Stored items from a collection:
- - - - - - -
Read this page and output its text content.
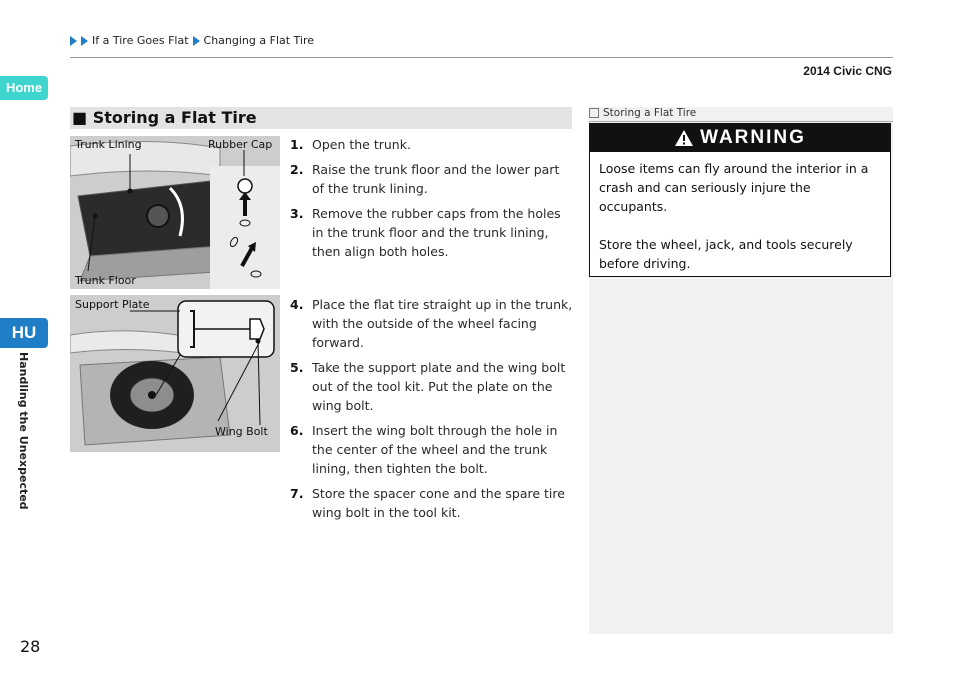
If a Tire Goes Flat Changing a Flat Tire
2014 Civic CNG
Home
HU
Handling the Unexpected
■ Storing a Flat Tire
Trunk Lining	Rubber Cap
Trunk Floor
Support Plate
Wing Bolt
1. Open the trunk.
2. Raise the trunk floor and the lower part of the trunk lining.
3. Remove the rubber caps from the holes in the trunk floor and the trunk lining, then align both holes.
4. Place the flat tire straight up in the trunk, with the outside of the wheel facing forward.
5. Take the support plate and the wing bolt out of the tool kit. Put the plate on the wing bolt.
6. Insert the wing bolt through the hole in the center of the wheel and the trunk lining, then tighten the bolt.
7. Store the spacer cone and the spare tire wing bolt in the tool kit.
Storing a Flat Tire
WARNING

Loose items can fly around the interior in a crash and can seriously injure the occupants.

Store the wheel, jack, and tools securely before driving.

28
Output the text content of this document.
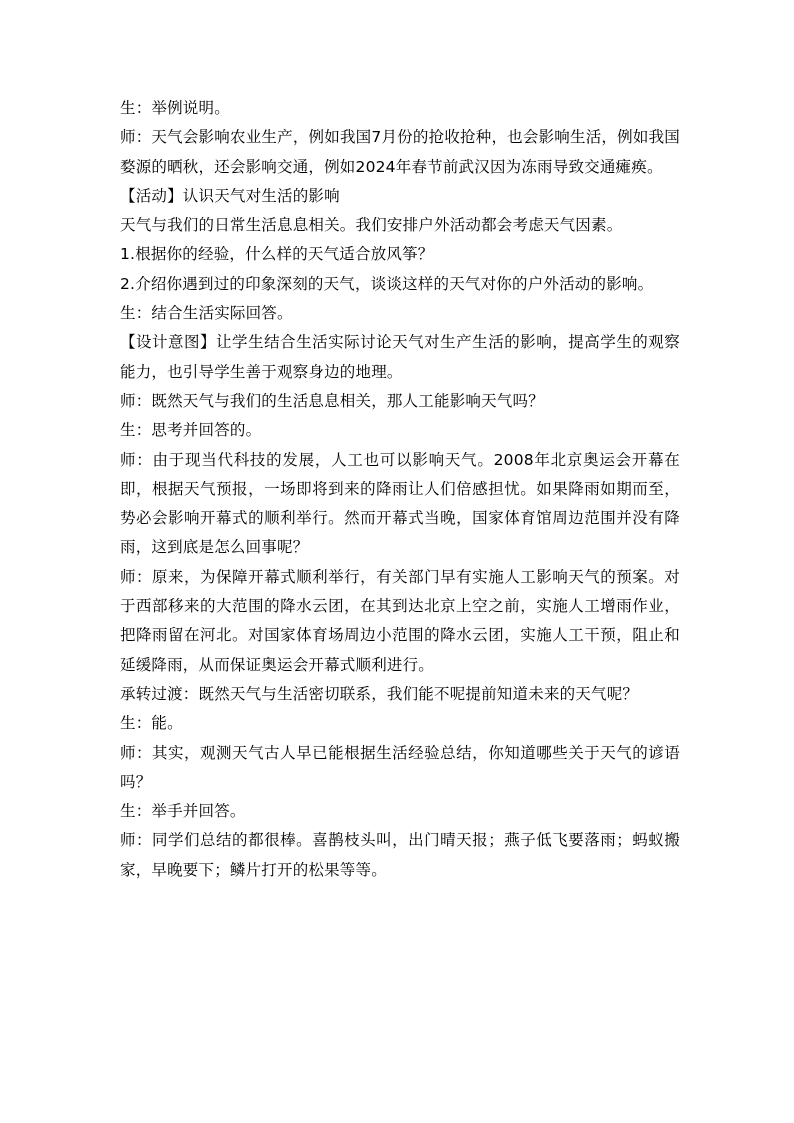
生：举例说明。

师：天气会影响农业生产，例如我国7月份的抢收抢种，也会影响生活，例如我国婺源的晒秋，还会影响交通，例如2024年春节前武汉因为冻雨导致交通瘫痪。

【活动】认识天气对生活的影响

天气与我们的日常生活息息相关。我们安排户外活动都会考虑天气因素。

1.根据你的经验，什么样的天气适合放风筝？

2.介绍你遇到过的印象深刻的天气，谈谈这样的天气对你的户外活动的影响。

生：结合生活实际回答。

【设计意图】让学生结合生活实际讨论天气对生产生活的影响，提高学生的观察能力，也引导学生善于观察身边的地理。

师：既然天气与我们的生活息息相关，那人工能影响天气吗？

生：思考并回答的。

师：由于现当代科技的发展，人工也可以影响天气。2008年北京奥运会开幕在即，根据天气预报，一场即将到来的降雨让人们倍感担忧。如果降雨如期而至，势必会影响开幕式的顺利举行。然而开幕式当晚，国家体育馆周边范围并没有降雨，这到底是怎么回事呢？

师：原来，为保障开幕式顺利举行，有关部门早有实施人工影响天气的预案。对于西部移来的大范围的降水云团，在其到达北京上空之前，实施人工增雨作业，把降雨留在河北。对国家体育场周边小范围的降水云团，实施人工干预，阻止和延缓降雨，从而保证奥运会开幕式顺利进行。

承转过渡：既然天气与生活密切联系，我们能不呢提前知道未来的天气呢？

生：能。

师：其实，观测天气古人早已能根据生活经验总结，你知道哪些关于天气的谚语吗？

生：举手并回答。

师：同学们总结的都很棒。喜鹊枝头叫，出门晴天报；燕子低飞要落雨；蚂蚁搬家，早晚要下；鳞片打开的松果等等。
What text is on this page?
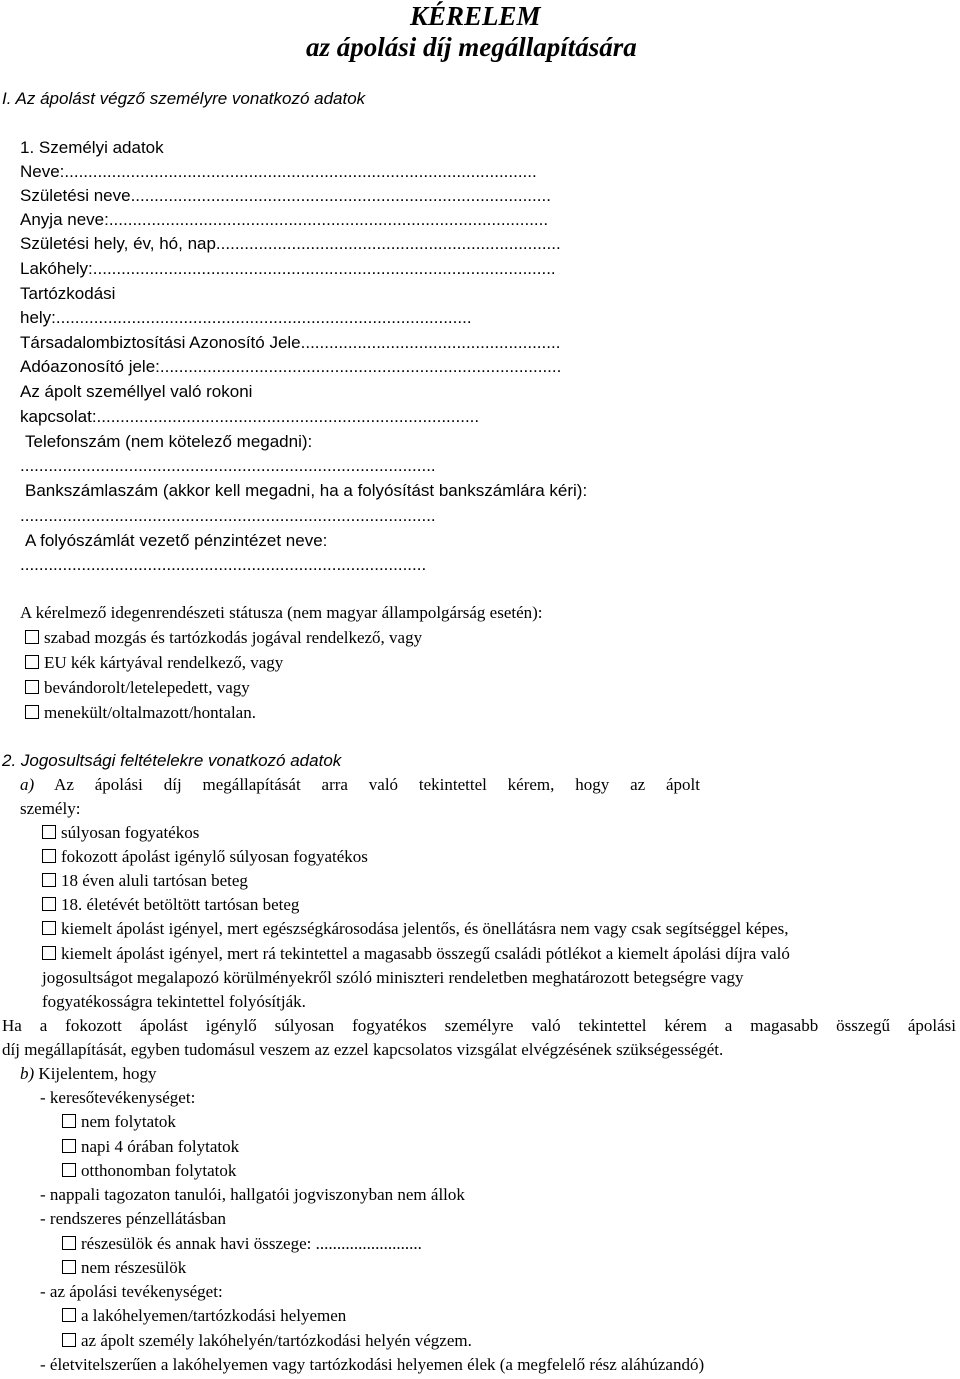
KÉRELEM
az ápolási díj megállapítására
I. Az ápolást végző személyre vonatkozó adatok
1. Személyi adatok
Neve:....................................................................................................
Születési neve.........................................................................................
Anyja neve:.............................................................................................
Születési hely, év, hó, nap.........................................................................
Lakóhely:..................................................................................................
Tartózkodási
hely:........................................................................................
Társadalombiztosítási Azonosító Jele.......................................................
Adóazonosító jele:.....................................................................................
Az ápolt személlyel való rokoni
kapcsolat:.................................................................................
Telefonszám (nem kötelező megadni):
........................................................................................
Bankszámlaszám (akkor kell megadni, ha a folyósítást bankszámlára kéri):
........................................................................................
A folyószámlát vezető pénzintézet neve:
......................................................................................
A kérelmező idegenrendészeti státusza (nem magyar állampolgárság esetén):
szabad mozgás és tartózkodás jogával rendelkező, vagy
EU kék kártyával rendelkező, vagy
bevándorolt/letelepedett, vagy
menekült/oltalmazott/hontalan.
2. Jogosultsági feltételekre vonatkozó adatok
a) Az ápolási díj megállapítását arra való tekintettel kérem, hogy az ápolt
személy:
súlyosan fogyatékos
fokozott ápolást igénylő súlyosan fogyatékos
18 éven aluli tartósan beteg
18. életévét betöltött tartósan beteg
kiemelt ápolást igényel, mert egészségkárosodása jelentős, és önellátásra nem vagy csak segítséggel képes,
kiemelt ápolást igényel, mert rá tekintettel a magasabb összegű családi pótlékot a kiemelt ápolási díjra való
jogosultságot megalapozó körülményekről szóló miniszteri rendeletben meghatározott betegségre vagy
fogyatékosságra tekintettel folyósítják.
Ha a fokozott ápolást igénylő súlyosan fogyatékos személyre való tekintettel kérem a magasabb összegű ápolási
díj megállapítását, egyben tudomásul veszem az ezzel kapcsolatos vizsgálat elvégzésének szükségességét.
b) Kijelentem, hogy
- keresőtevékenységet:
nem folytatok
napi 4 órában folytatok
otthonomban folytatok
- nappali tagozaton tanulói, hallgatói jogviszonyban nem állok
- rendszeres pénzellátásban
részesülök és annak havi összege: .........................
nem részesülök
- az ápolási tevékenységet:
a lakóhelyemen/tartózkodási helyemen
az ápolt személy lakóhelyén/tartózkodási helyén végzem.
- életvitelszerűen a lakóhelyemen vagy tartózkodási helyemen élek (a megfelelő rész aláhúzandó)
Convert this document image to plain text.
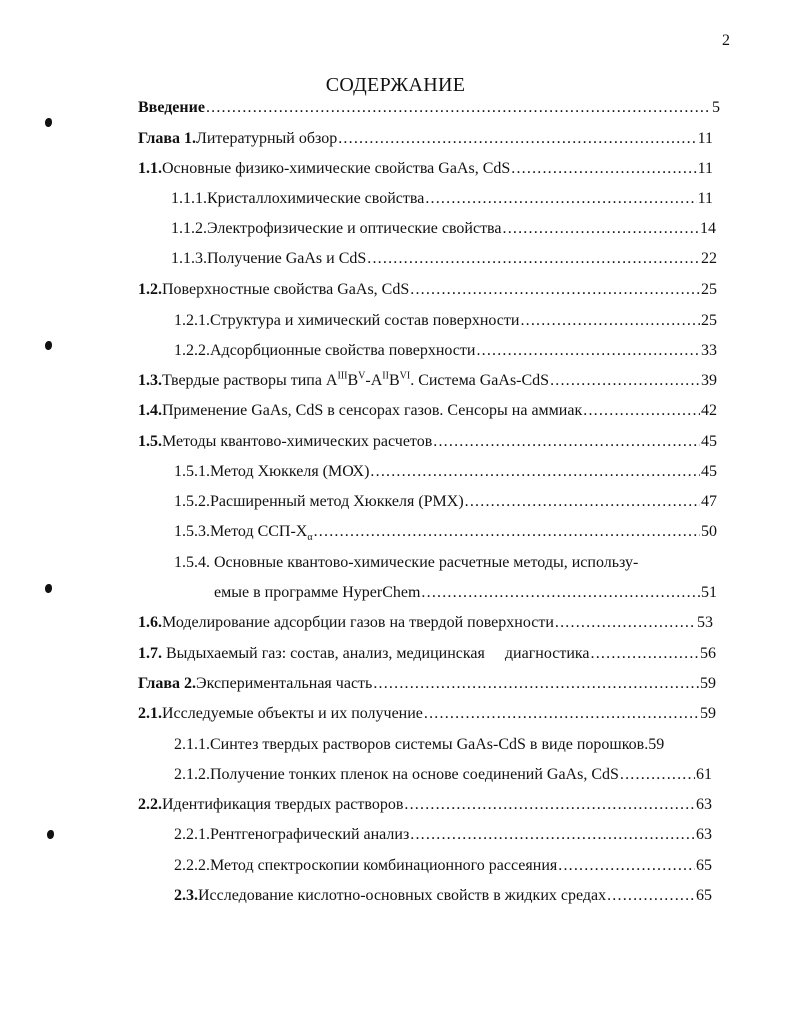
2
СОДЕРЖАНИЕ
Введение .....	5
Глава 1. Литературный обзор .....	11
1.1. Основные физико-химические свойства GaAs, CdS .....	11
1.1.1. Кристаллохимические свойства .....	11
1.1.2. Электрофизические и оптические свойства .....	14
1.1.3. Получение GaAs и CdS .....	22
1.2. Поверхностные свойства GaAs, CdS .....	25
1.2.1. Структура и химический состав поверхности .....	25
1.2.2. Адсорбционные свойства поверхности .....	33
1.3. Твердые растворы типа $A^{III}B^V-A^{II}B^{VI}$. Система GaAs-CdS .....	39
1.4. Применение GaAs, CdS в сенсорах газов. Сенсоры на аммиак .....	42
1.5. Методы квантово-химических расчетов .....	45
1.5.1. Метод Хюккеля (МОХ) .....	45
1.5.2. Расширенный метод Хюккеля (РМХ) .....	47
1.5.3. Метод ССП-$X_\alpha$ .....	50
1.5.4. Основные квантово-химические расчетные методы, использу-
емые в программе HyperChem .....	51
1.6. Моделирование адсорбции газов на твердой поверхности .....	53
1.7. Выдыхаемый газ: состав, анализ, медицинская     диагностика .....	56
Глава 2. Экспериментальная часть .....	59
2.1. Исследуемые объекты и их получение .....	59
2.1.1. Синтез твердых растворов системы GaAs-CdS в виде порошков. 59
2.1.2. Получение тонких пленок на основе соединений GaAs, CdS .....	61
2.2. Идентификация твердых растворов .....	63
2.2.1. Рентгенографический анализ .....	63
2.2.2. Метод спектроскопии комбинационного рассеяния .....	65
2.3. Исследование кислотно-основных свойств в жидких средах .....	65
- - - - - - -
• [EXERCISE BRIEF]:
Within the material above, find the lines that contain the word "this"; copy them.

• [RESULT]:
Read this page and output its text content.
Output the text content of this document.
What text is on this page?
Convert this document image to plain text.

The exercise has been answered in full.